(Beginning of DATA FOR REVIEW)

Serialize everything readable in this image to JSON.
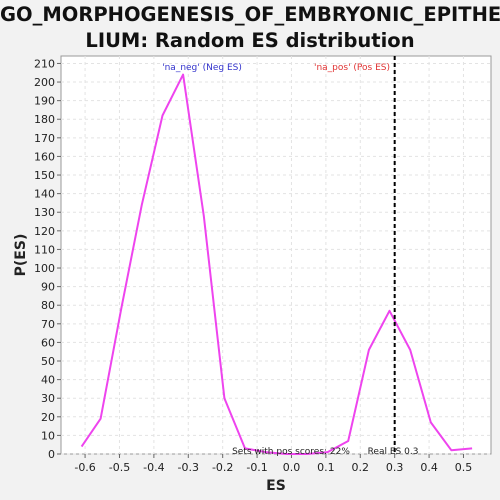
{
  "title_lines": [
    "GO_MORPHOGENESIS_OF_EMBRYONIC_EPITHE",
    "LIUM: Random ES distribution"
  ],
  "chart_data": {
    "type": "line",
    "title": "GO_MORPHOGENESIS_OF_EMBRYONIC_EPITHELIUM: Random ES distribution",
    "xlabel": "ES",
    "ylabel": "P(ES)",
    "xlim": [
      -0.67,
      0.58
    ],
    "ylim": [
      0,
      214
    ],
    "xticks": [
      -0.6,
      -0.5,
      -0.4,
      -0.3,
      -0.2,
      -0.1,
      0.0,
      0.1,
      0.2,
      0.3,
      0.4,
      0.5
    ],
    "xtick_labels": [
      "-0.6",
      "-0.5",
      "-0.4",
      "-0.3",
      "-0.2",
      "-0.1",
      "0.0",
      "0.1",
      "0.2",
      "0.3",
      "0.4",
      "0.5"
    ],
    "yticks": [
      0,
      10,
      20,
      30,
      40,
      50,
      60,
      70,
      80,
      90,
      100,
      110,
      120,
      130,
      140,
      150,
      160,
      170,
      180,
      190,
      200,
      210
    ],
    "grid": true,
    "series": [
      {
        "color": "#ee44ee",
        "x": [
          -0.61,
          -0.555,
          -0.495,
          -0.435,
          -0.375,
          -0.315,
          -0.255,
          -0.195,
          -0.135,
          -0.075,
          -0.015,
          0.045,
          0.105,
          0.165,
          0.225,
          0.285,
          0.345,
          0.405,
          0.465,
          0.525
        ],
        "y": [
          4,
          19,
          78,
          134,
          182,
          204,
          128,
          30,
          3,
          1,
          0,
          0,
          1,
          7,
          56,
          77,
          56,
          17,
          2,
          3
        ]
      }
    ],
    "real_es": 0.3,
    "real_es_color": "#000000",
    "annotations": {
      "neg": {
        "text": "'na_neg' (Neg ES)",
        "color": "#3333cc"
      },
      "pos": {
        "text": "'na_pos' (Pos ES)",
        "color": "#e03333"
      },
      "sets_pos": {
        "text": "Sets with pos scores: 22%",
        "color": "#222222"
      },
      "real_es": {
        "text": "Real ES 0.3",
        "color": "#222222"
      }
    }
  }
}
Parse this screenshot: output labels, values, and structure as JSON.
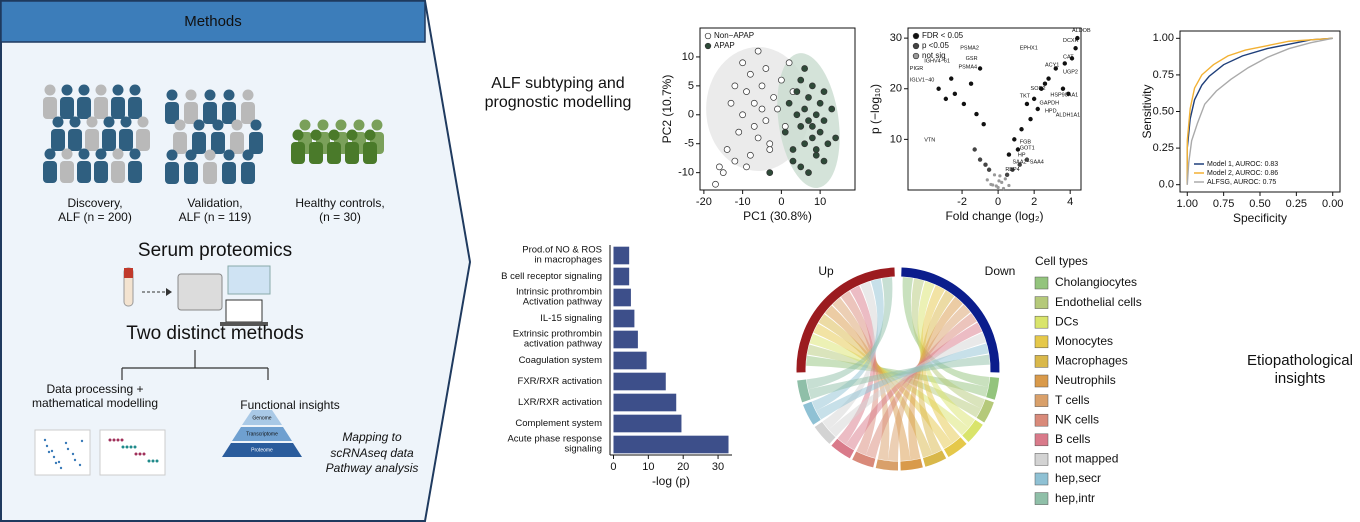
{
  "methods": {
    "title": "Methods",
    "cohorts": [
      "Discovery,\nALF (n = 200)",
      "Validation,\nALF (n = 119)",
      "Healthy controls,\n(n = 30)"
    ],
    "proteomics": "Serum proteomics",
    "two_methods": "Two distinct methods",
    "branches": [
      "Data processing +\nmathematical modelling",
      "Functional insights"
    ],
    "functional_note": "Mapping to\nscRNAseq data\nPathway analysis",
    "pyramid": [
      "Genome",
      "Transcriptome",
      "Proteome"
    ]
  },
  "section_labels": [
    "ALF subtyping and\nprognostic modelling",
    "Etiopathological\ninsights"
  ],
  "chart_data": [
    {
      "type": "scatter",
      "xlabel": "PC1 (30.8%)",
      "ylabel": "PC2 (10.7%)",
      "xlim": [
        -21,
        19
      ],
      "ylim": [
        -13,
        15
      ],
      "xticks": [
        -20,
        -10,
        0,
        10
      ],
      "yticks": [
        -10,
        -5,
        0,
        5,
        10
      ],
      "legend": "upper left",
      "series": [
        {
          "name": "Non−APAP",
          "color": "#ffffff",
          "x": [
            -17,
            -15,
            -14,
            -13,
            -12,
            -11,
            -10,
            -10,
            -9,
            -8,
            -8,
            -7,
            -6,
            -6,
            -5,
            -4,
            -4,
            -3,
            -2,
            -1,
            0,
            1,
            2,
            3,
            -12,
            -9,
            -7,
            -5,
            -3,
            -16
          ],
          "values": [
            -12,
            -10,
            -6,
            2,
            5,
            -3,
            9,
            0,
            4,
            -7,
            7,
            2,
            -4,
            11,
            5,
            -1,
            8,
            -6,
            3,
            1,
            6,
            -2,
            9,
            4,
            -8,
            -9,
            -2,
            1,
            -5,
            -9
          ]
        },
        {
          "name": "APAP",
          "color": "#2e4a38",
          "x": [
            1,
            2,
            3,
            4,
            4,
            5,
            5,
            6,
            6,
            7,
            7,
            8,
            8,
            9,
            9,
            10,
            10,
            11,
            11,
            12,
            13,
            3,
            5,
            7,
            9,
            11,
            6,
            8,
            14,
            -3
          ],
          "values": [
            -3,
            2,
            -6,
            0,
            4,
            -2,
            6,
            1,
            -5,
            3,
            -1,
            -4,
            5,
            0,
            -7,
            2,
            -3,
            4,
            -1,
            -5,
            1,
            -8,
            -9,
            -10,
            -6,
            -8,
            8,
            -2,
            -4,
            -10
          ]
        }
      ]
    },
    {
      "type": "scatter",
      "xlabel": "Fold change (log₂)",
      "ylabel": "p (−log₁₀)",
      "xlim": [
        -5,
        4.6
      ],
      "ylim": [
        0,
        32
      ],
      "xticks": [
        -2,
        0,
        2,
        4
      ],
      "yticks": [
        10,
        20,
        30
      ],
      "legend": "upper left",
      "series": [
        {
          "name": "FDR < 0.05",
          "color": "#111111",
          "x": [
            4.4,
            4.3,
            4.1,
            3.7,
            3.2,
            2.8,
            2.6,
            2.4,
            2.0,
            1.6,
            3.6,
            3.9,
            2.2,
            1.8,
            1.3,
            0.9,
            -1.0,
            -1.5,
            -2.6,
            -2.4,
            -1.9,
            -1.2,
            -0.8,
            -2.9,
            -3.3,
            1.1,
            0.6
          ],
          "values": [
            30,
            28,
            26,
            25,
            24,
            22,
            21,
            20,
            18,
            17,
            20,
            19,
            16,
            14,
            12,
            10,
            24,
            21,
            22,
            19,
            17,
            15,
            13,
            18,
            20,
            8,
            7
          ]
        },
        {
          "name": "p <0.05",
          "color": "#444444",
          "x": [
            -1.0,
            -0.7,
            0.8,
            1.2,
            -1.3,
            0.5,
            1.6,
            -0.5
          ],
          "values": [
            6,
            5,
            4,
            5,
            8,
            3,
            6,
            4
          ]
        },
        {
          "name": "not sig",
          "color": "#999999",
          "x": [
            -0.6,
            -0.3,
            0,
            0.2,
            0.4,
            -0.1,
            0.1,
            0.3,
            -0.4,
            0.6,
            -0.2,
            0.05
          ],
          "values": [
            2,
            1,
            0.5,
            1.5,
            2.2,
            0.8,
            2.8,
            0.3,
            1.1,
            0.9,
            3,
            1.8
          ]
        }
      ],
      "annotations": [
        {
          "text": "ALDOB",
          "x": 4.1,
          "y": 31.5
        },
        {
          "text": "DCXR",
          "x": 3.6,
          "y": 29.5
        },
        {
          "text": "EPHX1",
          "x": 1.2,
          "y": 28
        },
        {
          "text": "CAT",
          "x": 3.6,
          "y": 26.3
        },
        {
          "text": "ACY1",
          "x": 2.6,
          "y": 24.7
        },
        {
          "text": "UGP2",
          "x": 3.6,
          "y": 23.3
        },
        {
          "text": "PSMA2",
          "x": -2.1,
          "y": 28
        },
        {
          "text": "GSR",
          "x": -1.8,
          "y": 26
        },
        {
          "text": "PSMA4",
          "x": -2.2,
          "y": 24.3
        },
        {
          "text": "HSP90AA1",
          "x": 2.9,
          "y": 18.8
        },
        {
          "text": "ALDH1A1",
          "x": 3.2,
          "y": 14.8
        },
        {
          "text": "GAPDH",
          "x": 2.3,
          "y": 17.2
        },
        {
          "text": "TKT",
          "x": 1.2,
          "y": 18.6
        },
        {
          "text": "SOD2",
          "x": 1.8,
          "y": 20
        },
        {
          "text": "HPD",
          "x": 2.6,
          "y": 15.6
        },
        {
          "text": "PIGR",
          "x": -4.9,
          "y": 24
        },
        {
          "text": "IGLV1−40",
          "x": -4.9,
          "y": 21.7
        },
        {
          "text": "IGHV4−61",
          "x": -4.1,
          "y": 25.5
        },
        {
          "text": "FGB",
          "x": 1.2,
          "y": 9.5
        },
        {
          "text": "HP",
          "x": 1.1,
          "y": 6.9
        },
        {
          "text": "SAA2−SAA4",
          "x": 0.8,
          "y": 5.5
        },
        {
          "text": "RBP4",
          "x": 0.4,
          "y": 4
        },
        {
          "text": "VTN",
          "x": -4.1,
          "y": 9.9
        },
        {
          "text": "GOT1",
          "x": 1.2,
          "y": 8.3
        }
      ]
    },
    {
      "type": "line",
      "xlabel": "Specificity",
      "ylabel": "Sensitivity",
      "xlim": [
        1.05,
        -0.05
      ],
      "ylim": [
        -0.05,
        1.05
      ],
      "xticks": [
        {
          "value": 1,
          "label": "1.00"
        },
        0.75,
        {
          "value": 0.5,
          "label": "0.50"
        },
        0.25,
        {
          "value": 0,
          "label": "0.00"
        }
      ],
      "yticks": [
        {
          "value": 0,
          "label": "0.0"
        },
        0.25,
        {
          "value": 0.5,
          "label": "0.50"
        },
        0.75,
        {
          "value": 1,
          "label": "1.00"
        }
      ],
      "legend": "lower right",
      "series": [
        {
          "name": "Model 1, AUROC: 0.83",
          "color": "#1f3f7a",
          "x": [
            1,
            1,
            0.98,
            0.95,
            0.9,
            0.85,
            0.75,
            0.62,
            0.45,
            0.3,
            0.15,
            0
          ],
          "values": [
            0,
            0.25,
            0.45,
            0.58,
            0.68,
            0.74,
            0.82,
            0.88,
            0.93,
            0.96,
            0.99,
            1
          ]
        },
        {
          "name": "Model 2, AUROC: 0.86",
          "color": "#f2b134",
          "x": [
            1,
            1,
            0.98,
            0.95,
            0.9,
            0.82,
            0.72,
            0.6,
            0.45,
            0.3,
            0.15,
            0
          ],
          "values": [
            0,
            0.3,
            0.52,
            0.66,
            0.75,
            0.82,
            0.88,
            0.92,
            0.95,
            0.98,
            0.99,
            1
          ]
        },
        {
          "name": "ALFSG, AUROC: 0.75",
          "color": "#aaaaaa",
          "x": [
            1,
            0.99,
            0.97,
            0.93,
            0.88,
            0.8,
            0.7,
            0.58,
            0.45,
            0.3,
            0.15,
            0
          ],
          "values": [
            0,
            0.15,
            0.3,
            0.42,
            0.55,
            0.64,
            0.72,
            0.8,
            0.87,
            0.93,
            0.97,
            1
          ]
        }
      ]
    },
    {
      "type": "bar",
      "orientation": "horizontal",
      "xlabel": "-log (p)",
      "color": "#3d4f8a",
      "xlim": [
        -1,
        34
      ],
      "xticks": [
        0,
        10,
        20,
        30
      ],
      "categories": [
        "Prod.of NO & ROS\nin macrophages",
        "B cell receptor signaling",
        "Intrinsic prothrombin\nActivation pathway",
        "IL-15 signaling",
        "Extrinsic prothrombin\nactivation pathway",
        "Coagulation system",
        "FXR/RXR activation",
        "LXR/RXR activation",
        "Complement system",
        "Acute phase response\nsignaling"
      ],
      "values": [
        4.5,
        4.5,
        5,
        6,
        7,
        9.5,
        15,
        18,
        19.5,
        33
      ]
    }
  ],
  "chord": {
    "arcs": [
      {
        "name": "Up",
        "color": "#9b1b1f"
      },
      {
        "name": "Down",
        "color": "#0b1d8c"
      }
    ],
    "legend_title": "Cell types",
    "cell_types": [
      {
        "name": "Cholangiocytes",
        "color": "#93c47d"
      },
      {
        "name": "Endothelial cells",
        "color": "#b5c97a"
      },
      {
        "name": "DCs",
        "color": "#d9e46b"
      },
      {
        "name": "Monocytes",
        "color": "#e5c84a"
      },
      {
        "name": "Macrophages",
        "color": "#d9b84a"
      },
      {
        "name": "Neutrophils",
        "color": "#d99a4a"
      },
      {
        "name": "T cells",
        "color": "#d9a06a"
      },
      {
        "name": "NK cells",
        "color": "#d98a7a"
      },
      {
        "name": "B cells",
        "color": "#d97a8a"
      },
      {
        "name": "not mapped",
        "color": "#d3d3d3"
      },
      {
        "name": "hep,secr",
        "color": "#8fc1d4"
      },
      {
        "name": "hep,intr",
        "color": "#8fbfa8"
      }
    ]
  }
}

(End of DATA FOR REVIEW)

— WHAT IS NEEDED —
If a line in the data above holds the string "ylabel", copy it.

— RESULT OF THE TASK —
    "ylabel": "P(ES)",
      "ylabel": "PC2 (10.7%)",
      "ylabel": "p (−log₁₀)",
      "ylabel": "Sensitivity",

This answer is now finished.